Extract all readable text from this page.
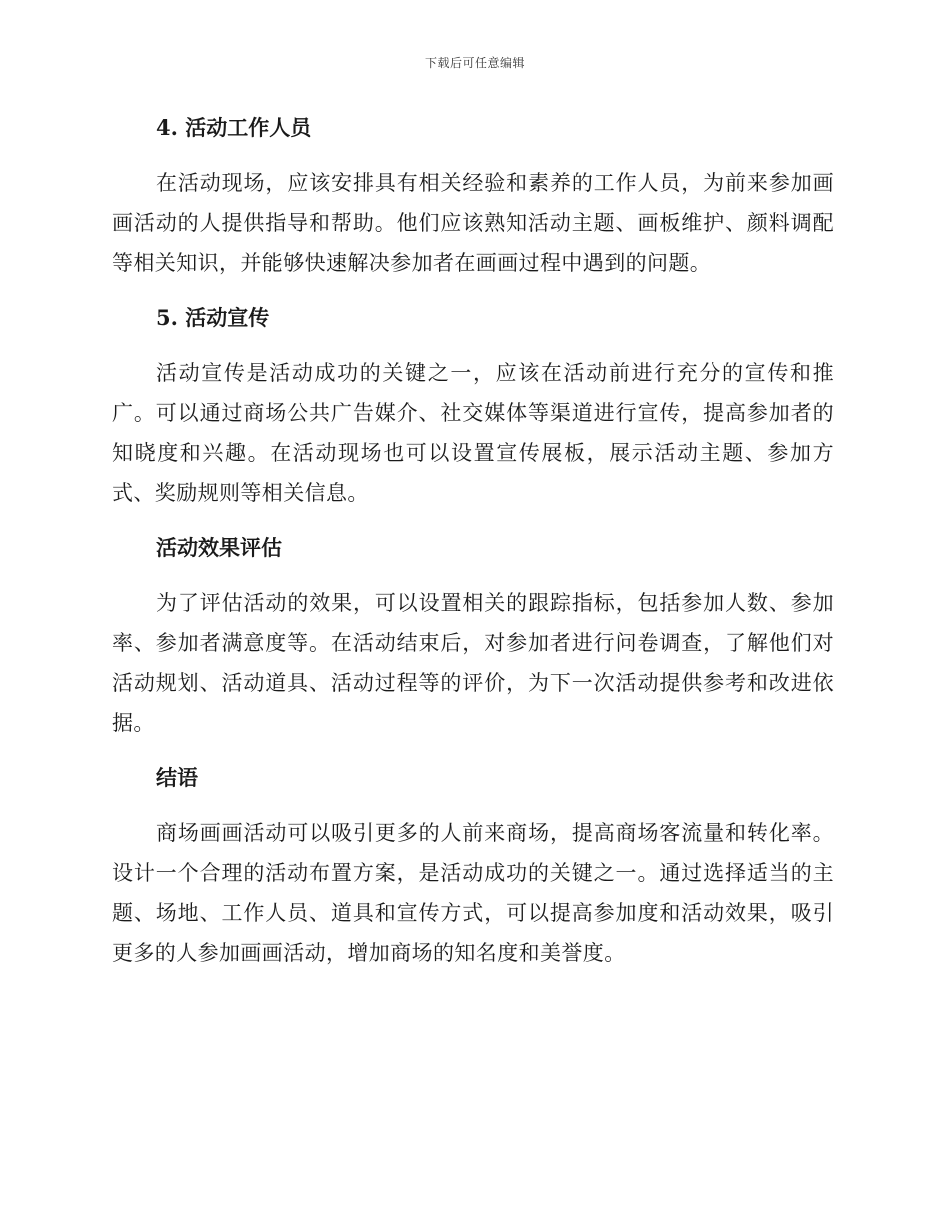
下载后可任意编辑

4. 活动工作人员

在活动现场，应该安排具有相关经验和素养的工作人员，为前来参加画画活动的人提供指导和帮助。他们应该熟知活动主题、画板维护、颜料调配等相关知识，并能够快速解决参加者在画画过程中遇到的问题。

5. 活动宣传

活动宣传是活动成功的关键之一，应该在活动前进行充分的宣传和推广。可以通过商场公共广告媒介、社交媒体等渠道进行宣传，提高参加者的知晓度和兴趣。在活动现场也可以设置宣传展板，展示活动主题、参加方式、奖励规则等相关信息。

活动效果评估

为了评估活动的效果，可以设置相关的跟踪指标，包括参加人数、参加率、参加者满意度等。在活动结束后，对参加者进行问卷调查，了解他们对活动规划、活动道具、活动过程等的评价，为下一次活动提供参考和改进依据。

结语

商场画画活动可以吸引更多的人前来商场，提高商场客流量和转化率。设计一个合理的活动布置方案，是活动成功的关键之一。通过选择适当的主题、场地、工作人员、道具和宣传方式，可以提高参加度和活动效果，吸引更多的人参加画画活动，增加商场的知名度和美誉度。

========================================================================

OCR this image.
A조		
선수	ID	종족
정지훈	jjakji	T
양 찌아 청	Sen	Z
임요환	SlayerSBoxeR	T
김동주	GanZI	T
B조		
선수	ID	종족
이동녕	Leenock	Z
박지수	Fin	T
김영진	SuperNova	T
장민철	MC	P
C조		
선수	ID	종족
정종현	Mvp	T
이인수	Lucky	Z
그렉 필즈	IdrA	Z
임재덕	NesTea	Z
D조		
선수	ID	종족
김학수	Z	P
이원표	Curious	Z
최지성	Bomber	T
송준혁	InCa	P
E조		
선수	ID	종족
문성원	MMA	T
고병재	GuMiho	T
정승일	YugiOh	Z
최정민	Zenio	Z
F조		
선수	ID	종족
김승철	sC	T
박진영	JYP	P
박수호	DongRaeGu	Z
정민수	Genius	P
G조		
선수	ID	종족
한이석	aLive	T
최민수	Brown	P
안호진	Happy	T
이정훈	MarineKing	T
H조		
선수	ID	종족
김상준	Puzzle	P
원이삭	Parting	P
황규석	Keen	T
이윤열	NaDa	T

========================================================================

**Exercise goal**
List every line above containing the word "this".

**Full answer**
Extract all readable text from this page.
OCR this image.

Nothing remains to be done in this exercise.